MATERIAL PROVIDED start

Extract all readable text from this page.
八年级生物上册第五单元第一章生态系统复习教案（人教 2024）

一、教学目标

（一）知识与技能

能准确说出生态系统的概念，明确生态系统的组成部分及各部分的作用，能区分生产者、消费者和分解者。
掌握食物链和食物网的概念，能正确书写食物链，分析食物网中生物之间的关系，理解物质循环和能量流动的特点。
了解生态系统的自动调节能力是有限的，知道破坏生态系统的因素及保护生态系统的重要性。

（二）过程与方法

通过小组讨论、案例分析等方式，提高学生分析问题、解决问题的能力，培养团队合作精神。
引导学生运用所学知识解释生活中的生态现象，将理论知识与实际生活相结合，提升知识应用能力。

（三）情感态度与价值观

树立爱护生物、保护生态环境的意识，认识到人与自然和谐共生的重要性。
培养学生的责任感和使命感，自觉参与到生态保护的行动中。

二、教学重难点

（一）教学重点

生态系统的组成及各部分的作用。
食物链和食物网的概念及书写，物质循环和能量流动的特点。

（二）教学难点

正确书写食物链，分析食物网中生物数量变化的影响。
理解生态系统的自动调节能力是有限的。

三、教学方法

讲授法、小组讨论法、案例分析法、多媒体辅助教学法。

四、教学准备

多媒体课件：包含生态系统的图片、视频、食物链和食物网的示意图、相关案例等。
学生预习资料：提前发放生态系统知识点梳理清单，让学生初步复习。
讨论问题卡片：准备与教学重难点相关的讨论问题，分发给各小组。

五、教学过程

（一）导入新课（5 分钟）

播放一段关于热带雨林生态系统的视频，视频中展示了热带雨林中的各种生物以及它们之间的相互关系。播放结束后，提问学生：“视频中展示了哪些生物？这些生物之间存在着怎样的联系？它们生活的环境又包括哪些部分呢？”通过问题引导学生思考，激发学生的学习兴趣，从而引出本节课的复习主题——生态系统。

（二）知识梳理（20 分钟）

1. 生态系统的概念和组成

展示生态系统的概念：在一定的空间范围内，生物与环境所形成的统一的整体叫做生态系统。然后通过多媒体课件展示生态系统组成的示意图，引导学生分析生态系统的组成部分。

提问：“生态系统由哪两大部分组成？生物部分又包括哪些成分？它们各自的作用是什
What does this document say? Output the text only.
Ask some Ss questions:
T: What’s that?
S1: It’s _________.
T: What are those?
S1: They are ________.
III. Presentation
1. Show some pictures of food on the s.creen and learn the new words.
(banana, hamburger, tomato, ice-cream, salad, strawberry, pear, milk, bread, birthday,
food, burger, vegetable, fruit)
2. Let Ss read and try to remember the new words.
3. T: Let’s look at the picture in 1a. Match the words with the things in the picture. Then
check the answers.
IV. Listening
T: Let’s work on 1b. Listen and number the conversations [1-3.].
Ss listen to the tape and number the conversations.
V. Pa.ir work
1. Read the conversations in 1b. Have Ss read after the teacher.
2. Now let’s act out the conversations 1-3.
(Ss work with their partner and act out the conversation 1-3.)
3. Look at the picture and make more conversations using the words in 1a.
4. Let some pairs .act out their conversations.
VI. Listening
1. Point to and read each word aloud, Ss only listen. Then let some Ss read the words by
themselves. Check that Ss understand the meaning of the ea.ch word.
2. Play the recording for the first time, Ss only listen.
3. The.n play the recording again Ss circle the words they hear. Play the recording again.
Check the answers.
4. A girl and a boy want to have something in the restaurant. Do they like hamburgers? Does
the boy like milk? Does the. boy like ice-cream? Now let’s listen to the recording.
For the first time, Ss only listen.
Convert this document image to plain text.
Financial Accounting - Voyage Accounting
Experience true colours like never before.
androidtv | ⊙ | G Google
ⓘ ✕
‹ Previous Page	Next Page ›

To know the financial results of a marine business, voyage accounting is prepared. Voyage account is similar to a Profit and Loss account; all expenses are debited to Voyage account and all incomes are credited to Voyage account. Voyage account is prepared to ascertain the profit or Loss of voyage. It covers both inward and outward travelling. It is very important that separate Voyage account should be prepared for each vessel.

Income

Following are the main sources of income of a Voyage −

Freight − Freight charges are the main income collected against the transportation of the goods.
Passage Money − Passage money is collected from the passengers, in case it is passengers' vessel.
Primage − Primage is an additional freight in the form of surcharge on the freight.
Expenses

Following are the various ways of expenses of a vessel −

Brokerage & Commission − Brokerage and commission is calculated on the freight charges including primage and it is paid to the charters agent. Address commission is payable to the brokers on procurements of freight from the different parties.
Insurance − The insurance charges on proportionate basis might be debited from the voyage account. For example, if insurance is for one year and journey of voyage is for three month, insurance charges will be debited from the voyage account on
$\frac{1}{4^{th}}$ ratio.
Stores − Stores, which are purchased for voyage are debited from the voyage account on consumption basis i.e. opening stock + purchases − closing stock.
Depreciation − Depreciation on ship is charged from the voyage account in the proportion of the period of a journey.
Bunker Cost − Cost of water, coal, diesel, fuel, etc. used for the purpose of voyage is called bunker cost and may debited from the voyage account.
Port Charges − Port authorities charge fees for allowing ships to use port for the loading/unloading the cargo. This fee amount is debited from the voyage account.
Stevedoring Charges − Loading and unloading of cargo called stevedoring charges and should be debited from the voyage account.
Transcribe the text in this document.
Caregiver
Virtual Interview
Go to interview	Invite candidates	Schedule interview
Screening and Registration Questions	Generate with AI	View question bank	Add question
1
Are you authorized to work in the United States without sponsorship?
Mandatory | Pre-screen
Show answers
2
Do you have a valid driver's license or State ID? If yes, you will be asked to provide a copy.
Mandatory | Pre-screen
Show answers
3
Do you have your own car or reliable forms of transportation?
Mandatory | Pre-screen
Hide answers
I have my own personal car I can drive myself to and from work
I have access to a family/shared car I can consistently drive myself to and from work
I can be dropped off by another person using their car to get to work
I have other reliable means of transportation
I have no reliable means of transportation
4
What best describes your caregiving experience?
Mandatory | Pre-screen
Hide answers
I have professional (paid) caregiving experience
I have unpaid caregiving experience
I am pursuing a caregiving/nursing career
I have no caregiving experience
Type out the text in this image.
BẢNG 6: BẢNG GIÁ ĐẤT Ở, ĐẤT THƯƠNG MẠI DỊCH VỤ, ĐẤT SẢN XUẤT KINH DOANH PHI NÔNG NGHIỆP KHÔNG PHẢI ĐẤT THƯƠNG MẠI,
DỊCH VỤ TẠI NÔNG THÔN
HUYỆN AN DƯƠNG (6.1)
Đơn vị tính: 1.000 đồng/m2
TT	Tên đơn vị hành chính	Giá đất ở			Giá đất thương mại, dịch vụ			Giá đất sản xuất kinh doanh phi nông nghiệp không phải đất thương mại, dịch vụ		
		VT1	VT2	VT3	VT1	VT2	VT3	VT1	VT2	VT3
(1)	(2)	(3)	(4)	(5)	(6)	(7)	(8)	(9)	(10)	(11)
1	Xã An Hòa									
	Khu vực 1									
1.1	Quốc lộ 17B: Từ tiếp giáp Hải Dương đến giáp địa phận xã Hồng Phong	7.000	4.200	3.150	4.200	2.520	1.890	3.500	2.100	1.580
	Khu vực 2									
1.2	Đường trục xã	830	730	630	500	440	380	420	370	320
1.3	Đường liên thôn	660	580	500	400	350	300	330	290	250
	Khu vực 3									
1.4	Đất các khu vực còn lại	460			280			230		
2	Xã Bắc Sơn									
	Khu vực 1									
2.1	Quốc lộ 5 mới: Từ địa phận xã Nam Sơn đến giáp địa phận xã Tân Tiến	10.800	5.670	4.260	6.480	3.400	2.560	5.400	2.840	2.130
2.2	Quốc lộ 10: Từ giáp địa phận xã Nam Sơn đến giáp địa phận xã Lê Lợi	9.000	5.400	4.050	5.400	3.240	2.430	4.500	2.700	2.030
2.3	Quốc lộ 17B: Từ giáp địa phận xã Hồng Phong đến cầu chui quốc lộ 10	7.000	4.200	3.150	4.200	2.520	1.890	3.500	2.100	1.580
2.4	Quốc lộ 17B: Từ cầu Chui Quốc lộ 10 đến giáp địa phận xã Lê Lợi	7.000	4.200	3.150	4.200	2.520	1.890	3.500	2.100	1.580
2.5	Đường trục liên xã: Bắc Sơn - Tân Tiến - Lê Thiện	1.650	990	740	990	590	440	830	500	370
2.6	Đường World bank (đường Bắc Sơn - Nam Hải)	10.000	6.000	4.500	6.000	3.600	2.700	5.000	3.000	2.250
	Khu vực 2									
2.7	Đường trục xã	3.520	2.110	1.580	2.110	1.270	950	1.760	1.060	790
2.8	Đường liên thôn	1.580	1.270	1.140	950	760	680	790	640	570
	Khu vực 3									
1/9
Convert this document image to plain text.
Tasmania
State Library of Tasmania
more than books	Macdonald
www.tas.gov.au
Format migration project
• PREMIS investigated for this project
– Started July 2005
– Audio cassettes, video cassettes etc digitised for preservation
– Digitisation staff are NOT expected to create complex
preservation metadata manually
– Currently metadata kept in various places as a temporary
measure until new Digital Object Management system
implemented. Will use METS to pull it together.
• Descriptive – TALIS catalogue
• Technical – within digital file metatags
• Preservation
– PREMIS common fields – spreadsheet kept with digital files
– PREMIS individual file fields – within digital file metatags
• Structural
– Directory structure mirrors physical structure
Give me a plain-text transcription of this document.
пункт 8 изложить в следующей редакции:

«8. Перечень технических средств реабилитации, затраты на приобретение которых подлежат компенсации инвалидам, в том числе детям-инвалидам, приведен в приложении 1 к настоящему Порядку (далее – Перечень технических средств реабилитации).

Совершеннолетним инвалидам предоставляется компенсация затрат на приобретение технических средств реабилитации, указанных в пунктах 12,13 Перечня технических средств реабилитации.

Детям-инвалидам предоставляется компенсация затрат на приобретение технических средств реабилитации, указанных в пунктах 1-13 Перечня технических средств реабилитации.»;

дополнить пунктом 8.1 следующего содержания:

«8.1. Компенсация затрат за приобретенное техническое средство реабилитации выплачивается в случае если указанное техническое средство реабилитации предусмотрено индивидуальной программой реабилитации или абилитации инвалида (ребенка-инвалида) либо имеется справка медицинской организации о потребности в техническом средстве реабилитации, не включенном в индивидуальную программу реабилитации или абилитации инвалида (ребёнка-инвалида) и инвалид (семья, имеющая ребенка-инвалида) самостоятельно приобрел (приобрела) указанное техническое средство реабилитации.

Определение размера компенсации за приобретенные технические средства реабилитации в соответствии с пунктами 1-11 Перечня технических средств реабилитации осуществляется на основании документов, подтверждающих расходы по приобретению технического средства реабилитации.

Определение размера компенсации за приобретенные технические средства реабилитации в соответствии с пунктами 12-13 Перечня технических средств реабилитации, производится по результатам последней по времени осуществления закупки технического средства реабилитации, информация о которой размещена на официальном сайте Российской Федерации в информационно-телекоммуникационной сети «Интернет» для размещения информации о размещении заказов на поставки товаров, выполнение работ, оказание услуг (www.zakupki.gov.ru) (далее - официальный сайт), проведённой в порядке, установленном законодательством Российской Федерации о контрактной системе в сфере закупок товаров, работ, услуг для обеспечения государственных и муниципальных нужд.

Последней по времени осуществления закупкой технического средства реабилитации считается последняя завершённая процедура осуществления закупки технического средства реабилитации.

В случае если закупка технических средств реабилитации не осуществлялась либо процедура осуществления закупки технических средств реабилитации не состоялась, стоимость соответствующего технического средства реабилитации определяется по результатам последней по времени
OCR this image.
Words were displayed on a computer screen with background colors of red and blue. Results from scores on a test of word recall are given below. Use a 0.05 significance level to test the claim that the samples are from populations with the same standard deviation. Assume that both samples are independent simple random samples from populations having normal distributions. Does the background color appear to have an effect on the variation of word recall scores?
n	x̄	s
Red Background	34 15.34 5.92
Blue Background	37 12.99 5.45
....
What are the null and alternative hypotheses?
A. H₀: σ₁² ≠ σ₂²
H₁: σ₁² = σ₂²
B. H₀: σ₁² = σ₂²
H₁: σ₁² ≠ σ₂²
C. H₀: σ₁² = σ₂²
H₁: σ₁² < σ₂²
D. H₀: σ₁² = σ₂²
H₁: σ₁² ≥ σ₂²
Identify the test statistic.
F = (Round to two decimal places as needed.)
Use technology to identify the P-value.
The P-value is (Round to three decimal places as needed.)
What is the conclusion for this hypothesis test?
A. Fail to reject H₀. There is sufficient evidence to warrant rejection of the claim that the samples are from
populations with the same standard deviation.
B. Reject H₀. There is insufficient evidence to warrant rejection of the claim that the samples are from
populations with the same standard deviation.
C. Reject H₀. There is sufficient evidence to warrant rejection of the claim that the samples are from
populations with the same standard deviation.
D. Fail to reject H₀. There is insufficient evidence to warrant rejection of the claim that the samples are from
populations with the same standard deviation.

MATERIAL PROVIDED end

▶ **GIVEN PROBLEM**: Choose all lines containing the string "milk" and copy them out.

▶ **TASK RESPONSE**:
(banana, hamburger, tomato, ice-cream, salad, strawberry, pear, milk, bread, birthday,
the boy like milk? Does the. boy like ice-cream? Now let’s listen to the recording.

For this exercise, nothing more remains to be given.